__WHAT NEEDS TO BE DONE__
Collect all lines below with the string "logs".
═════ STORED DATA
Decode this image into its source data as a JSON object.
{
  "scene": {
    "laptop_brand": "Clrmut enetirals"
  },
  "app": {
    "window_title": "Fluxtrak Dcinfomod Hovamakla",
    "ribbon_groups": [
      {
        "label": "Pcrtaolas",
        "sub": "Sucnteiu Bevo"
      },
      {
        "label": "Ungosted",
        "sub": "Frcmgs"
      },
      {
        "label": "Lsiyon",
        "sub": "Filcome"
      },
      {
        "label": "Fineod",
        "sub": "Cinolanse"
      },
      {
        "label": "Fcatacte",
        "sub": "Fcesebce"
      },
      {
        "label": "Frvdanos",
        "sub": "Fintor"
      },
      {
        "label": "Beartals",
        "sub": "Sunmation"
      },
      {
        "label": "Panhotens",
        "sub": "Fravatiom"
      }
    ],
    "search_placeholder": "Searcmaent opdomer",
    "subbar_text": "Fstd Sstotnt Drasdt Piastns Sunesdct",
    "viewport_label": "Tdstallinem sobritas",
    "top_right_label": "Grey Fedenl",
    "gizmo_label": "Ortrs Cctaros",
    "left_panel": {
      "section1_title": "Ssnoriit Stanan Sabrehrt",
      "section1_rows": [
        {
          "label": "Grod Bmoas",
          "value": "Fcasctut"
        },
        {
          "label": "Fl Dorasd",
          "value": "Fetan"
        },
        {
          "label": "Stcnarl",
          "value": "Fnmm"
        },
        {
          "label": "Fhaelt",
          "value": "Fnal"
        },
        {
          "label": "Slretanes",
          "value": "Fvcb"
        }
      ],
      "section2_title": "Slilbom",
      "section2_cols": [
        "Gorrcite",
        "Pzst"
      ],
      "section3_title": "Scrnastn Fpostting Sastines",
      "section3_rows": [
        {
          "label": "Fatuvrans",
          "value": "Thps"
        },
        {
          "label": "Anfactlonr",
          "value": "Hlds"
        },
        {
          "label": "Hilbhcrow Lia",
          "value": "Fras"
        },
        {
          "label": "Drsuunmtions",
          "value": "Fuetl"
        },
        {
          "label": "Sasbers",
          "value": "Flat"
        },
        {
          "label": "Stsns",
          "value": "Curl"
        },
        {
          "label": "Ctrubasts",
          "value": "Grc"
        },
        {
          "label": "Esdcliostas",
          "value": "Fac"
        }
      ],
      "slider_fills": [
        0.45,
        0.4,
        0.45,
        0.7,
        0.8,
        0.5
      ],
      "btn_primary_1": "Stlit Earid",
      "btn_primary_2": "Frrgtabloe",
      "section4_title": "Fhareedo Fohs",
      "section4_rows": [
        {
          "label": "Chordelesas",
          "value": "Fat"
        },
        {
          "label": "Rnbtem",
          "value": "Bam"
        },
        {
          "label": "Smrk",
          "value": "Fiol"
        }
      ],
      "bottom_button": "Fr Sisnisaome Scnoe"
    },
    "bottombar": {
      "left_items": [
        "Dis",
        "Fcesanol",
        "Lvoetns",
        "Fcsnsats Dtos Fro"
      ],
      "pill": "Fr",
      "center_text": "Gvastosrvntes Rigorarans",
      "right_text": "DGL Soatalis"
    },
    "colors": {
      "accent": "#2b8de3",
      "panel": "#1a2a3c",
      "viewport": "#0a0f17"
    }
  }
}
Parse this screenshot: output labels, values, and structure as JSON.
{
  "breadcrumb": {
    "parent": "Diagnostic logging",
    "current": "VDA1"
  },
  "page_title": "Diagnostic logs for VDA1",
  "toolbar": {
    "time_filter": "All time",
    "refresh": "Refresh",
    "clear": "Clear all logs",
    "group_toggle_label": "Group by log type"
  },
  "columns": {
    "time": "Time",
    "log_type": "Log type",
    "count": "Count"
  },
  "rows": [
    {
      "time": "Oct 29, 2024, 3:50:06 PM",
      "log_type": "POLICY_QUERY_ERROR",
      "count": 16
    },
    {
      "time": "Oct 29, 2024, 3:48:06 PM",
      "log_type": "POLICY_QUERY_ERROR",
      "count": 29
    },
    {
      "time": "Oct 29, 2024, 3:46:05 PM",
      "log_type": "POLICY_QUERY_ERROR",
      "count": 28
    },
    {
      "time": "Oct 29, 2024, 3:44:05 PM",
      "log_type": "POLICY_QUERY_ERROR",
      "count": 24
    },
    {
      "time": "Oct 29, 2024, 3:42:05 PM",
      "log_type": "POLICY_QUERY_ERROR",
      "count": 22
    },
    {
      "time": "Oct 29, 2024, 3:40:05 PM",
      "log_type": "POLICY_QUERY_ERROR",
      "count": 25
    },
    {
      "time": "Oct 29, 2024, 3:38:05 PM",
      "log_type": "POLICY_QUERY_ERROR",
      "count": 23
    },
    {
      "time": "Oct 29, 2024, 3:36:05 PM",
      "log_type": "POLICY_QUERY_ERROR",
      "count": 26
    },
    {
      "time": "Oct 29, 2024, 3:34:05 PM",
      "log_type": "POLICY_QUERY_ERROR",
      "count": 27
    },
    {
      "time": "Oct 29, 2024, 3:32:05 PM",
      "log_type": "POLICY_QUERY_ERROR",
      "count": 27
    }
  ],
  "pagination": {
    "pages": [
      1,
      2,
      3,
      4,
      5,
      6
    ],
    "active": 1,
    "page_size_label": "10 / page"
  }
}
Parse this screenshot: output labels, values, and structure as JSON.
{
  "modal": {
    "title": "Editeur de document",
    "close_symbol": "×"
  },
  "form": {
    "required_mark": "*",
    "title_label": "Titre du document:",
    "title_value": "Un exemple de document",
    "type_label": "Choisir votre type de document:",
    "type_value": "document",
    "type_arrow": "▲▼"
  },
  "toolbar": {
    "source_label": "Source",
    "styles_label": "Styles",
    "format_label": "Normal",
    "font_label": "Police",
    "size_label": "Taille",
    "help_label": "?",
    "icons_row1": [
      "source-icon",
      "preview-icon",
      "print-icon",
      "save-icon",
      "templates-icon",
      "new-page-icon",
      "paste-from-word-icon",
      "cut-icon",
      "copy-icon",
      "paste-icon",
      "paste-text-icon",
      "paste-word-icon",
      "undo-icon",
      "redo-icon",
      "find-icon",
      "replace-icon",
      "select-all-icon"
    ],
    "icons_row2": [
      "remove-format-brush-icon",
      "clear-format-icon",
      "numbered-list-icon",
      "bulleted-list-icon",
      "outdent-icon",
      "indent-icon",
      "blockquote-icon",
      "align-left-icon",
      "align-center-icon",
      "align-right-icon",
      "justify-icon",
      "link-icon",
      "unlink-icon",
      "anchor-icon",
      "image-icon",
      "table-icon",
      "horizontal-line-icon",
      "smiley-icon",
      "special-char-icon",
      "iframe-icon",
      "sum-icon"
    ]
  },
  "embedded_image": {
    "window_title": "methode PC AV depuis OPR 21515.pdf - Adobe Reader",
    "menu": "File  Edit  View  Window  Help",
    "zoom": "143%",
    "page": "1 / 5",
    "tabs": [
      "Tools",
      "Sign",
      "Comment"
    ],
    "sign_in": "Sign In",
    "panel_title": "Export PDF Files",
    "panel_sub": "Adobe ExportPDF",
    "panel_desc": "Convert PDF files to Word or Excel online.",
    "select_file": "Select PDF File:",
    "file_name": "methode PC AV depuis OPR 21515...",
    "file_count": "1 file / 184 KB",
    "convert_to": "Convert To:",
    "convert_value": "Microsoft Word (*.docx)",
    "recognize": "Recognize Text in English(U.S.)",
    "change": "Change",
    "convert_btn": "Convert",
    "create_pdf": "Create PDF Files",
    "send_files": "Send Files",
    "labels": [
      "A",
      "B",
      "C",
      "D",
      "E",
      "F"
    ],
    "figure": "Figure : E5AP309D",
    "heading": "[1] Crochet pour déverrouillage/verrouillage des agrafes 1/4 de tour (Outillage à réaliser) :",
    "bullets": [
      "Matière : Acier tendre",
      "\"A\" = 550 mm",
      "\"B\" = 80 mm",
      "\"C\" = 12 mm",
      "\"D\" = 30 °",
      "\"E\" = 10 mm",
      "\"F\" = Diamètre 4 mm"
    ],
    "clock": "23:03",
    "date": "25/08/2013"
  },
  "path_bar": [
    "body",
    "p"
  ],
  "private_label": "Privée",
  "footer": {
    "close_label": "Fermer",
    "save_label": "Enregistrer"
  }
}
══════════
__RESULT FOR THIS TASK__
  "page_title": "Diagnostic logs for VDA1",
    "clear": "Clear all logs",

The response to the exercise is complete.